▸ WHAT IS EXPECTED
Copy out the items below, replacing every "vm-option" with "vm-choice" and changing nothing else. Leave the pictures out.

▸ RECORDS SHOWN
━━━━━━━━━━━━━━━━
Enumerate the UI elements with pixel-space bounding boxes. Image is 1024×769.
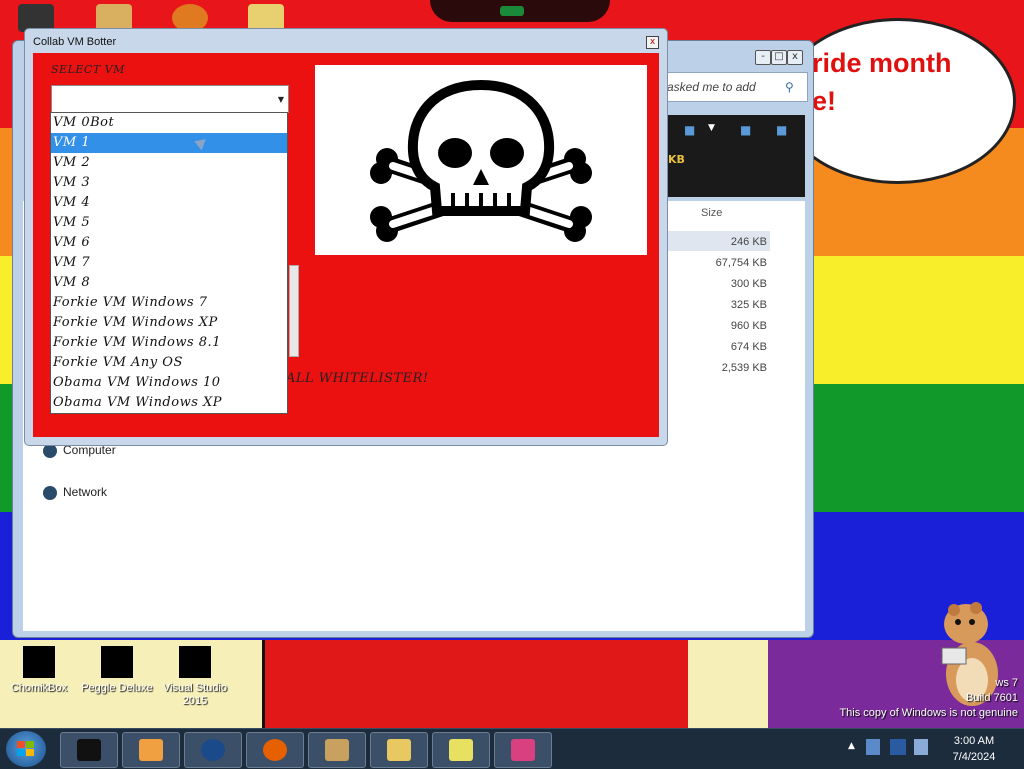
- bubble-text: ride month e!: [812, 44, 952, 120]
- view-icon[interactable]: ■: [776, 123, 787, 137]
- desktop-icon-visual-studio[interactable]: Visual Studio 2015: [158, 640, 232, 708]
- taskbar-app-paint[interactable]: [494, 732, 552, 768]
- taskbar-app-vm[interactable]: [60, 732, 118, 768]
- nav-label: Network: [63, 485, 108, 499]
- chevron-down-icon[interactable]: ▼: [708, 123, 715, 133]
- folder-icon[interactable]: ■: [740, 123, 751, 137]
- vm-option[interactable]: VM 4: [51, 193, 287, 213]
- whitelister-label: ALL WHITELISTER!: [286, 371, 429, 386]
- skull-image: [315, 65, 647, 255]
- desktop-icon-label: Peggle Deluxe: [81, 682, 153, 694]
- toolbar-fragment: KB: [668, 153, 685, 166]
- display-tray-icon[interactable]: [890, 739, 906, 755]
- desktop-icon-peggle[interactable]: Peggle Deluxe: [80, 640, 154, 695]
- vm-select-combobox[interactable]: ▼: [51, 85, 289, 113]
- vm-option[interactable]: Obama VM Windows 10: [51, 373, 287, 393]
- close-button[interactable]: x: [646, 36, 659, 49]
- paint-icon: [511, 739, 535, 761]
- taskbar-app-firefox[interactable]: [246, 732, 304, 768]
- folder-icon: [387, 739, 411, 761]
- clock-date: 7/4/2024: [952, 751, 996, 763]
- taskbar-app-explorer[interactable]: [370, 732, 428, 768]
- size-cell: 325 KB: [730, 299, 767, 311]
- watermark-line-1: ws 7: [995, 677, 1018, 689]
- watermark-line-3: This copy of Windows is not genuine: [839, 707, 1018, 719]
- desktop-icon-chomikbox[interactable]: ChomikBox: [2, 640, 76, 695]
- vm-option[interactable]: VM 2: [51, 153, 287, 173]
- bubble-line-1: ride month: [812, 48, 952, 78]
- network-icon: [43, 485, 57, 500]
- vm-option[interactable]: VM 3: [51, 173, 287, 193]
- size-cell: 67,754 KB: [715, 257, 767, 269]
- chomikbox-icon: [325, 739, 349, 761]
- search-icon: ⚲: [785, 80, 794, 94]
- clock-time: 3:00 AM: [953, 735, 995, 747]
- start-button[interactable]: [6, 731, 46, 767]
- size-cell: 2,539 KB: [721, 362, 767, 374]
- select-vm-label: SELECT VM: [51, 63, 125, 76]
- clock[interactable]: 3:00 AM 7/4/2024: [940, 733, 1008, 765]
- vm-option[interactable]: Forkie VM Windows XP: [51, 313, 287, 333]
- window-title: Collab VM Botter: [33, 36, 117, 48]
- scrollbar[interactable]: [289, 265, 299, 357]
- search-placeholder: asked me to add: [667, 80, 756, 94]
- vm-option[interactable]: VM 6: [51, 233, 287, 253]
- globe-icon: [201, 739, 225, 761]
- bottom-art-center: [262, 640, 694, 728]
- nav-item-network[interactable]: Network: [43, 485, 107, 500]
- search-input[interactable]: asked me to add ⚲: [656, 72, 808, 102]
- checklist-icon: [449, 739, 473, 761]
- network-tray-icon[interactable]: [866, 739, 880, 755]
- size-cell: 960 KB: [730, 320, 767, 332]
- vm-option[interactable]: VM 0Bot: [51, 113, 287, 133]
- vm-option[interactable]: VM 1: [51, 133, 287, 153]
- watermark-line-2: Build 7601: [966, 692, 1018, 704]
- desktop-icon-label: ChomikBox: [10, 682, 68, 694]
- chomikbox-icon: [23, 646, 55, 678]
- media-player-icon: [139, 739, 163, 761]
- taskbar: ▲ 3:00 AM 7/4/2024: [0, 728, 1024, 769]
- size-cell: 300 KB: [730, 278, 767, 290]
- vm-option[interactable]: VM 8: [51, 273, 287, 293]
- chevron-down-icon[interactable]: ▼: [278, 95, 284, 104]
- vm-option[interactable]: Obama VM Windows XP: [51, 393, 287, 413]
- peggle-icon: [101, 646, 133, 678]
- close-button[interactable]: x: [787, 50, 803, 65]
- vm-option[interactable]: Forkie VM Windows 7: [51, 293, 287, 313]
- skull-crossbones-icon: [370, 79, 592, 242]
- genuine-watermark: ws 7 Build 7601 This copy of Windows is …: [822, 676, 1018, 721]
- vm-option[interactable]: VM 5: [51, 213, 287, 233]
- size-cell: 674 KB: [730, 341, 767, 353]
- firefox-icon: [263, 739, 287, 761]
- vm-icon: [77, 739, 101, 761]
- chevron-up-icon[interactable]: ▲: [848, 741, 855, 751]
- vm-dropdown-list[interactable]: VM 0Bot VM 1 VM 2 VM 3 VM 4 VM 5 VM 6 VM 7 VM 8F…: [50, 112, 288, 414]
- vm-option[interactable]: Forkie VM Windows 8.1: [51, 333, 287, 353]
- visual-studio-icon: [179, 646, 211, 678]
- windows-logo-icon: [17, 741, 34, 756]
- size-cell: 246 KB: [730, 236, 767, 248]
- taskbar-app-globe[interactable]: [184, 732, 242, 768]
- size-column-header[interactable]: Size: [701, 207, 722, 219]
- taskbar-app-checklist[interactable]: [432, 732, 490, 768]
- folder-icon[interactable]: ■: [684, 123, 695, 137]
- bubble-line-2: e!: [812, 86, 837, 116]
- desktop-icon-label: Visual Studio 2015: [162, 682, 227, 707]
- vm-option[interactable]: VM 7: [51, 253, 287, 273]
- bottom-art-right: [688, 640, 768, 728]
- green-gem-icon: [500, 6, 524, 16]
- maximize-button[interactable]: □: [771, 50, 787, 65]
- vm-option[interactable]: Forkie VM Any OS: [51, 353, 287, 373]
- explorer-toolbar[interactable]: ■ ▼ ■ ■ KB: [668, 115, 805, 197]
- minimize-button[interactable]: -: [755, 50, 771, 65]
- taskbar-app-chomikbox[interactable]: [308, 732, 366, 768]
- taskbar-app-media-player[interactable]: [122, 732, 180, 768]
- volume-icon[interactable]: [914, 739, 928, 755]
━━━━━━━━━━━━━━━━
▸ EXERCISE OUTPUT
Enumerate the UI elements with pixel-space bounding boxes. Image is 1024×769.
- bubble-text: ride month e!: [812, 44, 952, 120]
- view-icon[interactable]: ■: [776, 123, 787, 137]
- desktop-icon-visual-studio[interactable]: Visual Studio 2015: [158, 640, 232, 708]
- taskbar-app-paint[interactable]: [494, 732, 552, 768]
- taskbar-app-vm[interactable]: [60, 732, 118, 768]
- nav-label: Network: [63, 485, 108, 499]
- chevron-down-icon[interactable]: ▼: [708, 123, 715, 133]
- folder-icon[interactable]: ■: [740, 123, 751, 137]
- vm-choice[interactable]: VM 4: [51, 193, 287, 213]
- whitelister-label: ALL WHITELISTER!: [286, 371, 429, 386]
- skull-image: [315, 65, 647, 255]
- desktop-icon-label: Peggle Deluxe: [81, 682, 153, 694]
- toolbar-fragment: KB: [668, 153, 685, 166]
- display-tray-icon[interactable]: [890, 739, 906, 755]
- desktop-icon-peggle[interactable]: Peggle Deluxe: [80, 640, 154, 695]
- vm-select-combobox[interactable]: ▼: [51, 85, 289, 113]
- vm-choice[interactable]: Obama VM Windows 10: [51, 373, 287, 393]
- close-button[interactable]: x: [646, 36, 659, 49]
- paint-icon: [511, 739, 535, 761]
- taskbar-app-firefox[interactable]: [246, 732, 304, 768]
- folder-icon: [387, 739, 411, 761]
- clock-date: 7/4/2024: [952, 751, 996, 763]
- taskbar-app-explorer[interactable]: [370, 732, 428, 768]
- size-cell: 325 KB: [730, 299, 767, 311]
- watermark-line-1: ws 7: [995, 677, 1018, 689]
- watermark-line-3: This copy of Windows is not genuine: [839, 707, 1018, 719]
- desktop-icon-chomikbox[interactable]: ChomikBox: [2, 640, 76, 695]
- vm-choice[interactable]: VM 2: [51, 153, 287, 173]
- bubble-line-1: ride month: [812, 48, 952, 78]
- network-icon: [43, 485, 57, 500]
- vm-choice[interactable]: VM 3: [51, 173, 287, 193]
- size-cell: 67,754 KB: [715, 257, 767, 269]
- chomikbox-icon: [325, 739, 349, 761]
- search-icon: ⚲: [785, 80, 794, 94]
- clock-time: 3:00 AM: [953, 735, 995, 747]
- start-button[interactable]: [6, 731, 46, 767]
- size-cell: 2,539 KB: [721, 362, 767, 374]
- select-vm-label: SELECT VM: [51, 63, 125, 76]
- clock[interactable]: 3:00 AM 7/4/2024: [940, 733, 1008, 765]
- vm-choice[interactable]: Forkie VM Windows XP: [51, 313, 287, 333]
- window-title: Collab VM Botter: [33, 36, 117, 48]
- scrollbar[interactable]: [289, 265, 299, 357]
- search-placeholder: asked me to add: [667, 80, 756, 94]
- vm-choice[interactable]: VM 6: [51, 233, 287, 253]
- globe-icon: [201, 739, 225, 761]
- bottom-art-center: [262, 640, 694, 728]
- nav-item-network[interactable]: Network: [43, 485, 107, 500]
- search-input[interactable]: asked me to add ⚲: [656, 72, 808, 102]
- checklist-icon: [449, 739, 473, 761]
- network-tray-icon[interactable]: [866, 739, 880, 755]
- size-cell: 960 KB: [730, 320, 767, 332]
- vm-choice[interactable]: VM 0Bot: [51, 113, 287, 133]
- vm-choice[interactable]: VM 1: [51, 133, 287, 153]
- watermark-line-2: Build 7601: [966, 692, 1018, 704]
- desktop-icon-label: ChomikBox: [10, 682, 68, 694]
- chomikbox-icon: [23, 646, 55, 678]
- media-player-icon: [139, 739, 163, 761]
- taskbar: ▲ 3:00 AM 7/4/2024: [0, 728, 1024, 769]
- size-cell: 300 KB: [730, 278, 767, 290]
- vm-choice[interactable]: VM 8: [51, 273, 287, 293]
- chevron-down-icon[interactable]: ▼: [278, 95, 284, 104]
- vm-choice[interactable]: Obama VM Windows XP: [51, 393, 287, 413]
- peggle-icon: [101, 646, 133, 678]
- close-button[interactable]: x: [787, 50, 803, 65]
- vm-choice[interactable]: Forkie VM Windows 7: [51, 293, 287, 313]
- skull-crossbones-icon: [370, 79, 592, 242]
- genuine-watermark: ws 7 Build 7601 This copy of Windows is …: [822, 676, 1018, 721]
- vm-choice[interactable]: VM 5: [51, 213, 287, 233]
- size-cell: 674 KB: [730, 341, 767, 353]
- firefox-icon: [263, 739, 287, 761]
- vm-icon: [77, 739, 101, 761]
- chevron-up-icon[interactable]: ▲: [848, 741, 855, 751]
- vm-dropdown-list[interactable]: VM 0Bot VM 1 VM 2 VM 3 VM 4 VM 5 VM 6 VM 7 VM 8F…: [50, 112, 288, 414]
- vm-choice[interactable]: Forkie VM Windows 8.1: [51, 333, 287, 353]
- visual-studio-icon: [179, 646, 211, 678]
- windows-logo-icon: [17, 741, 34, 756]
- size-cell: 246 KB: [730, 236, 767, 248]
- taskbar-app-globe[interactable]: [184, 732, 242, 768]
- size-column-header[interactable]: Size: [701, 207, 722, 219]
- taskbar-app-checklist[interactable]: [432, 732, 490, 768]
- folder-icon[interactable]: ■: [684, 123, 695, 137]
- bubble-line-2: e!: [812, 86, 837, 116]
- desktop-icon-label: Visual Studio 2015: [162, 682, 227, 707]
- vm-choice[interactable]: VM 7: [51, 253, 287, 273]
- bottom-art-right: [688, 640, 768, 728]
- green-gem-icon: [500, 6, 524, 16]
- maximize-button[interactable]: □: [771, 50, 787, 65]
- vm-choice[interactable]: Forkie VM Any OS: [51, 353, 287, 373]
- explorer-toolbar[interactable]: ■ ▼ ■ ■ KB: [668, 115, 805, 197]
- minimize-button[interactable]: -: [755, 50, 771, 65]
- taskbar-app-chomikbox[interactable]: [308, 732, 366, 768]
- taskbar-app-media-player[interactable]: [122, 732, 180, 768]
- volume-icon[interactable]: [914, 739, 928, 755]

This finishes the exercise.